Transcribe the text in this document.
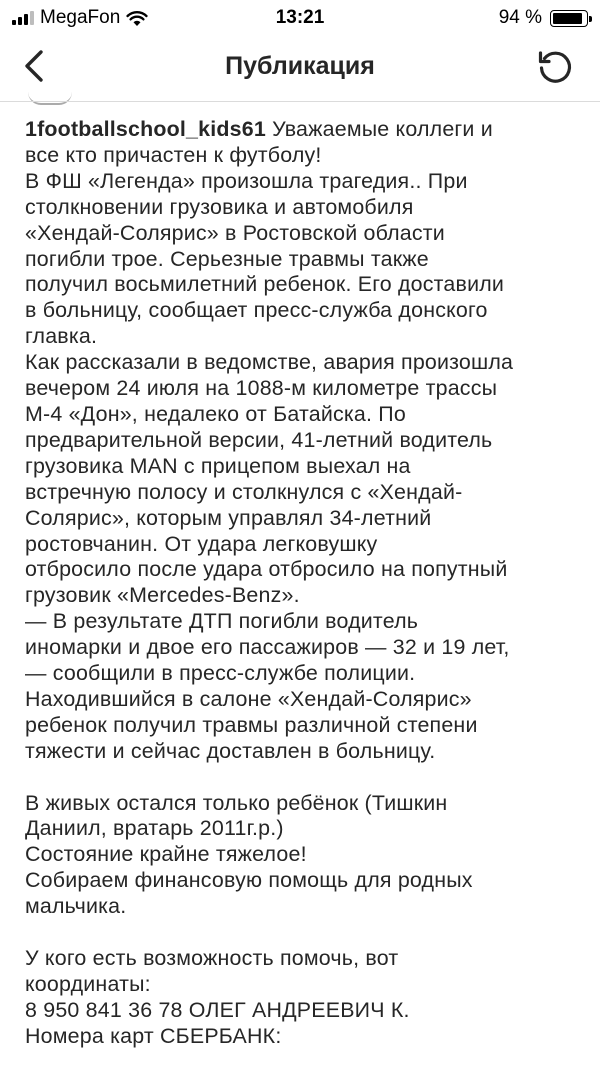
MegaFon	13:21	94 %
Публикация

1footballschool_kids61 Уважаемые коллеги и
все кто причастен к футболу!

В ФШ «Легенда» произошла трагедия.. При
столкновении грузовика и автомобиля
«Хендай-Солярис» в Ростовской области
погибли трое. Серьезные травмы также
получил восьмилетний ребенок. Его доставили
в больницу, сообщает пресс-служба донского
главка.

Как рассказали в ведомстве, авария произошла
вечером 24 июля на 1088-м километре трассы
М-4 «Дон», недалеко от Батайска. По
предварительной версии, 41-летний водитель
грузовика MAN с прицепом выехал на
встречную полосу и столкнулся с «Хендай-
Солярис», которым управлял 34-летний
ростовчанин. От удара легковушку
отбросило после удара отбросило на попутный
грузовик «Mercedes-Benz».

— В результате ДТП погибли водитель
иномарки и двое его пассажиров — 32 и 19 лет,
— сообщили в пресс-службе полиции.

Находившийся в салоне «Хендай-Солярис»
ребенок получил травмы различной степени
тяжести и сейчас доставлен в больницу.

В живых остался только ребёнок (Тишкин
Даниил, вратарь 2011г.р.)

Состояние крайне тяжелое!

Собираем финансовую помощь для родных
мальчика.

У кого есть возможность помочь, вот
координаты:

8 950 841 36 78 ОЛЕГ АНДРЕЕВИЧ К.

Номера карт СБЕРБАНК:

__PROBLEM TO WORK ON__: Without including any pictures, please restate all the records exactly.

__ANSWER TO THIS EXERCISE__:
Transcribe the text in this document.
MegaFon	13:21	94 %
Публикация

1footballschool_kids61 Уважаемые коллеги и
все кто причастен к футболу!

В ФШ «Легенда» произошла трагедия.. При
столкновении грузовика и автомобиля
«Хендай-Солярис» в Ростовской области
погибли трое. Серьезные травмы также
получил восьмилетний ребенок. Его доставили
в больницу, сообщает пресс-служба донского
главка.

Как рассказали в ведомстве, авария произошла
вечером 24 июля на 1088-м километре трассы
М-4 «Дон», недалеко от Батайска. По
предварительной версии, 41-летний водитель
грузовика MAN с прицепом выехал на
встречную полосу и столкнулся с «Хендай-
Солярис», которым управлял 34-летний
ростовчанин. От удара легковушку
отбросило после удара отбросило на попутный
грузовик «Mercedes-Benz».

— В результате ДТП погибли водитель
иномарки и двое его пассажиров — 32 и 19 лет,
— сообщили в пресс-службе полиции.

Находившийся в салоне «Хендай-Солярис»
ребенок получил травмы различной степени
тяжести и сейчас доставлен в больницу.

В живых остался только ребёнок (Тишкин
Даниил, вратарь 2011г.р.)

Состояние крайне тяжелое!

Собираем финансовую помощь для родных
мальчика.

У кого есть возможность помочь, вот
координаты:

8 950 841 36 78 ОЛЕГ АНДРЕЕВИЧ К.

Номера карт СБЕРБАНК:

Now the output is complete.